- WHAT TO PRODUCE
Exactly as written, quote every line that follows, skipping the images.

- GIVEN RECORDS
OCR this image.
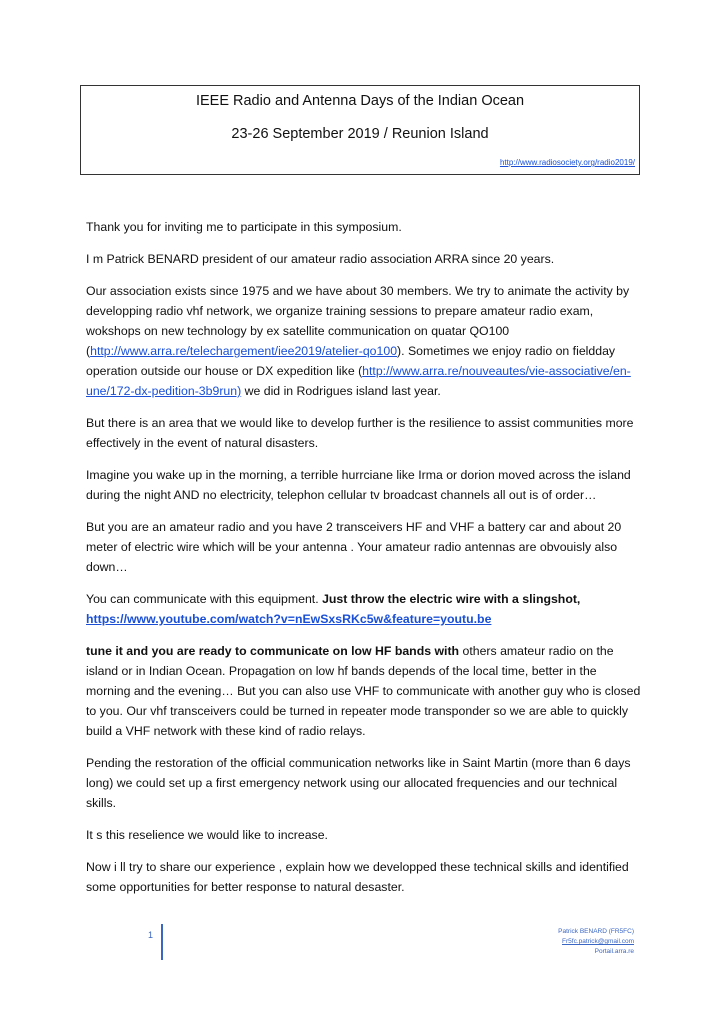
IEEE Radio and Antenna Days of the Indian Ocean
23-26 September 2019 / Reunion Island
http://www.radiosociety.org/radio2019/

Thank you for inviting me to participate in this symposium.

I m Patrick BENARD president of our amateur radio association ARRA since 20 years.

Our association exists since 1975 and we have about 30 members. We try to animate the activity by developping radio vhf network, we organize training sessions to prepare amateur radio exam, wokshops on new technology by ex satellite communication on quatar QO100 (http://www.arra.re/telechargement/iee2019/atelier-qo100). Sometimes we enjoy radio on fieldday operation outside our house or DX expedition like (http://www.arra.re/nouveautes/vie-associative/en-une/172-dx-pedition-3b9run) we did in Rodrigues island last year.

But there is an area that we would like to develop further is the resilience to assist communities more effectively in the event of natural disasters.

Imagine you wake up in the morning, a terrible hurrciane like Irma or dorion moved across the island during the night AND no electricity, telephon cellular tv broadcast channels all out is of order…

But you are an amateur radio and you have 2 transceivers HF and VHF a battery car and about 20 meter of electric wire which will be your antenna . Your amateur radio antennas are obvouisly also down…

You can communicate with this equipment. Just throw the electric wire with a slingshot,
https://www.youtube.com/watch?v=nEwSxsRKc5w&feature=youtu.be

tune it and you are ready to communicate on low HF bands with others amateur radio on the island or in Indian Ocean. Propagation on low hf bands depends of the local time, better in the morning and the evening… But you can also use VHF to communicate with another guy who is closed to you. Our vhf transceivers could be turned in repeater mode transponder so we are able to quickly build a VHF network with these kind of radio relays.

Pending the restoration of the official communication networks like in Saint Martin (more than 6 days long) we could set up a first emergency network using our allocated frequencies and our technical skills.

It s this reselience we would like to increase.

Now i ll try to share our experience , explain how we developped these technical skills and identified some opportunities for better response to natural desaster.

1	Patrick BENARD (FR5FC)
Fr5fc.patrick@gmail.com
Portail.arra.re
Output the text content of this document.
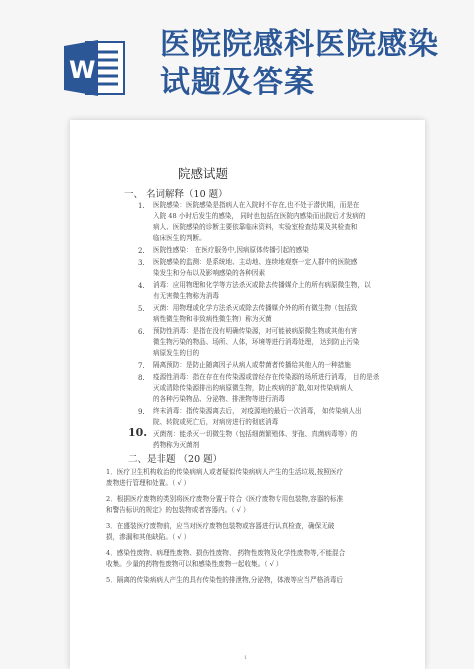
W
医院院感科医院感染试题及答案
院感试题
一、 名词解释（10 题）
1. 医院感染：医院感染是指病人在入院时不存在,也不处于潜伏期，而是在
入院 48 小时后发生的感染， 同时也包括在医院内感染而出院后才发病的
病人、医院感染的诊断主要依靠临床资料，实验室检查结果及其检查和
临床医生的判断。
2. 医院性感染： 在医疗服务中,因病原体传播引起的感染
3. 医院感染的监测：是系统地、主动地、连续地观察一定人群中的医院感
染发生和分布以及影响感染的各种因素
4. 消毒：应用物理和化学等方法杀灭或除去传播媒介上的所有病原微生物，以
有无害微生物称为消毒
5. 灭菌：用物理或化学方法杀灭或除去传播媒介外的所有微生物（包括致
病性微生物和非致病性微生物）称为灭菌
6. 预防性消毒：是指在没有明确传染源，对可能被病原微生物或其他有害
微生物污染的物品、场所、人体，环境等进行消毒处理， 达到防止污染
病原发生的目的
7. 隔离预防：是防止随离因子从病人或带菌者传播给其他人的一种措施
8. 疫源性消毒：指在存在有传染源或曾经存在传染源的场所进行消毒， 目的是杀
灭或清除传染源排出的病原微生物，防止疾病的扩散,如对传染病病人
的各种污染物品、分泌物、排泄物等进行消毒
9. 终末消毒：指传染源离去后， 对疫源地的最后一次消毒， 如传染病人出
院、转院或死亡后，对病房进行的彻底消毒
10. 灭菌剂：能杀灭一切微生物（包括细菌繁殖体、芽孢、真菌病毒等）的
药物称为灭菌剂
二、是非题 （20 题）
1．医疗卫生机构收治的传染病病人或者疑似传染病病人产生的生活垃圾,按照医疗
废物进行管理和处置。（ √ ）
2．根据医疗废物的类别将医疗废物分置于符合《医疗废物专用包装物,容器的标准
和警告标识的规定》的包装物或者容器内。（ √ ）
3．在盛装医疗废物前，应当对医疗废物包装物或容器进行认真检查，确保无破
损，渗漏和其他缺陷。（ √ ）
4．感染性废物、病理性废物、损伤性废物、 药物性废物及化学性废物等,不能混合
收集。少量的药物性废物可以和感染性废物一起收集。（ √ ）
5．隔离的传染病病人产生的具有传染性的排泄物,分泌物，体液等应当严格消毒后
1
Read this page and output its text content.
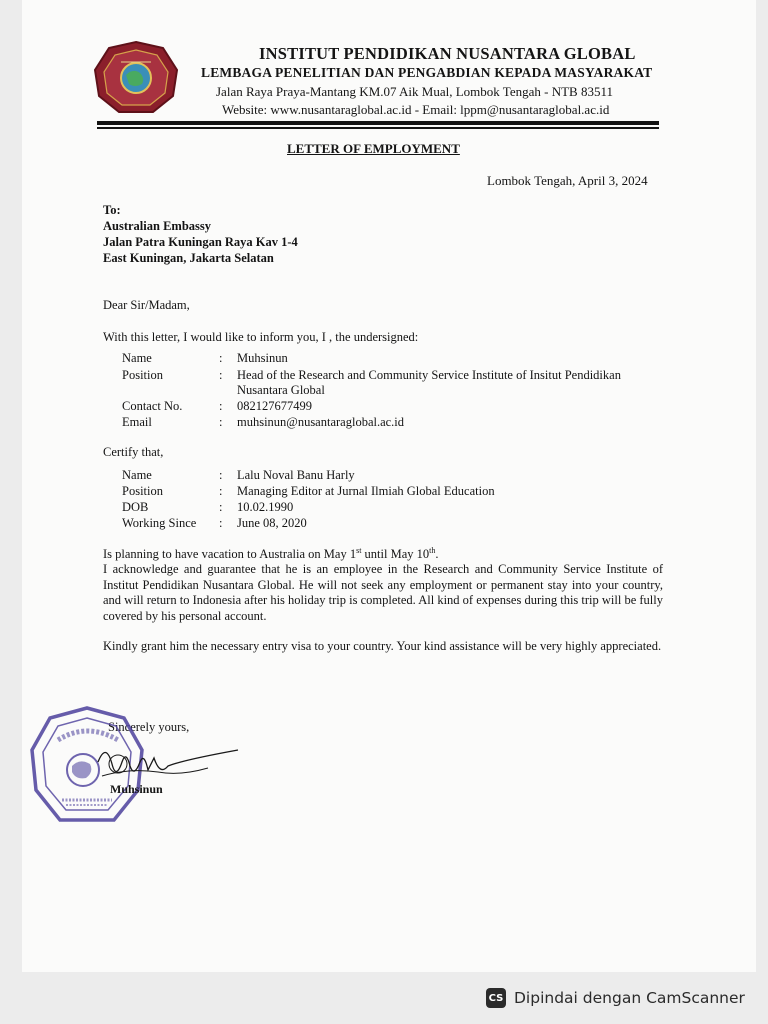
INSTITUT PENDIDIKAN NUSANTARA GLOBAL
LEMBAGA PENELITIAN DAN PENGABDIAN KEPADA MASYARAKAT
Jalan Raya Praya-Mantang KM.07 Aik Mual, Lombok Tengah - NTB 83511
Website: www.nusantaraglobal.ac.id - Email: lppm@nusantaraglobal.ac.id
LETTER OF EMPLOYMENT
Lombok Tengah, April 3, 2024
To:
Australian Embassy
Jalan Patra Kuningan Raya Kav 1-4
East Kuningan, Jakarta Selatan
Dear Sir/Madam,
With this letter, I would like to inform you, I , the undersigned:
Name	: Muhsinun
Position	: Head of the Research and Community Service Institute of Insitut Pendidikan
Nusantara Global
Contact No.	: 082127677499
Email	: muhsinun@nusantaraglobal.ac.id
Certify that,
Name	: Lalu Noval Banu Harly
Position	: Managing Editor at Jurnal Ilmiah Global Education
DOB	: 10.02.1990
Working Since : June 08, 2020
Is planning to have vacation to Australia on May 1st until May 10th.
I acknowledge and guarantee that he is an employee in the Research and Community Service Institute of Institut Pendidikan Nusantara Global. He will not seek any employment or permanent stay into your country, and will return to Indonesia after his holiday trip is completed. All kind of expenses during this trip will be fully covered by his personal account.
Kindly grant him the necessary entry visa to your country. Your kind assistance will be very highly appreciated.
Sincerely yours,
Muhsinun
CS Dipindai dengan CamScanner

- COMPLETE OUTPUT
OCR this image.
IEEE Radio and Antenna Days of the Indian Ocean
23-26 September 2019 / Reunion Island
http://www.radiosociety.org/radio2019/

Thank you for inviting me to participate in this symposium.

I m Patrick BENARD president of our amateur radio association ARRA since 20 years.

Our association exists since 1975 and we have about 30 members. We try to animate the activity by developping radio vhf network, we organize training sessions to prepare amateur radio exam, wokshops on new technology by ex satellite communication on quatar QO100 (http://www.arra.re/telechargement/iee2019/atelier-qo100). Sometimes we enjoy radio on fieldday operation outside our house or DX expedition like (http://www.arra.re/nouveautes/vie-associative/en-une/172-dx-pedition-3b9run) we did in Rodrigues island last year.

But there is an area that we would like to develop further is the resilience to assist communities more effectively in the event of natural disasters.

Imagine you wake up in the morning, a terrible hurrciane like Irma or dorion moved across the island during the night AND no electricity, telephon cellular tv broadcast channels all out is of order…

But you are an amateur radio and you have 2 transceivers HF and VHF a battery car and about 20 meter of electric wire which will be your antenna . Your amateur radio antennas are obvouisly also down…

You can communicate with this equipment. Just throw the electric wire with a slingshot,
https://www.youtube.com/watch?v=nEwSxsRKc5w&feature=youtu.be

tune it and you are ready to communicate on low HF bands with others amateur radio on the island or in Indian Ocean. Propagation on low hf bands depends of the local time, better in the morning and the evening… But you can also use VHF to communicate with another guy who is closed to you. Our vhf transceivers could be turned in repeater mode transponder so we are able to quickly build a VHF network with these kind of radio relays.

Pending the restoration of the official communication networks like in Saint Martin (more than 6 days long) we could set up a first emergency network using our allocated frequencies and our technical skills.

It s this reselience we would like to increase.

Now i ll try to share our experience , explain how we developped these technical skills and identified some opportunities for better response to natural desaster.

1	Patrick BENARD (FR5FC)
Fr5fc.patrick@gmail.com
Portail.arra.re
Output the text content of this document.
W
医院院感科医院感染试题及答案
院感试题
一、 名词解释（10 题）
1. 医院感染：医院感染是指病人在入院时不存在,也不处于潜伏期，而是在
入院 48 小时后发生的感染， 同时也包括在医院内感染而出院后才发病的
病人、医院感染的诊断主要依靠临床资料，实验室检查结果及其检查和
临床医生的判断。
2. 医院性感染： 在医疗服务中,因病原体传播引起的感染
3. 医院感染的监测：是系统地、主动地、连续地观察一定人群中的医院感
染发生和分布以及影响感染的各种因素
4. 消毒：应用物理和化学等方法杀灭或除去传播媒介上的所有病原微生物，以
有无害微生物称为消毒
5. 灭菌：用物理或化学方法杀灭或除去传播媒介外的所有微生物（包括致
病性微生物和非致病性微生物）称为灭菌
6. 预防性消毒：是指在没有明确传染源，对可能被病原微生物或其他有害
微生物污染的物品、场所、人体，环境等进行消毒处理， 达到防止污染
病原发生的目的
7. 隔离预防：是防止随离因子从病人或带菌者传播给其他人的一种措施
8. 疫源性消毒：指在存在有传染源或曾经存在传染源的场所进行消毒， 目的是杀
灭或清除传染源排出的病原微生物，防止疾病的扩散,如对传染病病人
的各种污染物品、分泌物、排泄物等进行消毒
9. 终末消毒：指传染源离去后， 对疫源地的最后一次消毒， 如传染病人出
院、转院或死亡后，对病房进行的彻底消毒
10. 灭菌剂：能杀灭一切微生物（包括细菌繁殖体、芽孢、真菌病毒等）的
药物称为灭菌剂
二、是非题 （20 题）
1．医疗卫生机构收治的传染病病人或者疑似传染病病人产生的生活垃圾,按照医疗
废物进行管理和处置。（ √ ）
2．根据医疗废物的类别将医疗废物分置于符合《医疗废物专用包装物,容器的标准
和警告标识的规定》的包装物或者容器内。（ √ ）
3．在盛装医疗废物前，应当对医疗废物包装物或容器进行认真检查，确保无破
损，渗漏和其他缺陷。（ √ ）
4．感染性废物、病理性废物、损伤性废物、 药物性废物及化学性废物等,不能混合
收集。少量的药物性废物可以和感染性废物一起收集。（ √ ）
5．隔离的传染病病人产生的具有传染性的排泄物,分泌物，体液等应当严格消毒后
1
Read this page and output its text content.
INSTITUT PENDIDIKAN NUSANTARA GLOBAL
LEMBAGA PENELITIAN DAN PENGABDIAN KEPADA MASYARAKAT
Jalan Raya Praya-Mantang KM.07 Aik Mual, Lombok Tengah - NTB 83511
Website: www.nusantaraglobal.ac.id - Email: lppm@nusantaraglobal.ac.id
LETTER OF EMPLOYMENT
Lombok Tengah, April 3, 2024
To:
Australian Embassy
Jalan Patra Kuningan Raya Kav 1-4
East Kuningan, Jakarta Selatan
Dear Sir/Madam,
With this letter, I would like to inform you, I , the undersigned:
Name	: Muhsinun
Position	: Head of the Research and Community Service Institute of Insitut Pendidikan
Nusantara Global
Contact No.	: 082127677499
Email	: muhsinun@nusantaraglobal.ac.id
Certify that,
Name	: Lalu Noval Banu Harly
Position	: Managing Editor at Jurnal Ilmiah Global Education
DOB	: 10.02.1990
Working Since : June 08, 2020
Is planning to have vacation to Australia on May 1st until May 10th.
I acknowledge and guarantee that he is an employee in the Research and Community Service Institute of Institut Pendidikan Nusantara Global. He will not seek any employment or permanent stay into your country, and will return to Indonesia after his holiday trip is completed. All kind of expenses during this trip will be fully covered by his personal account.
Kindly grant him the necessary entry visa to your country. Your kind assistance will be very highly appreciated.
Sincerely yours,
Muhsinun
CS Dipindai dengan CamScanner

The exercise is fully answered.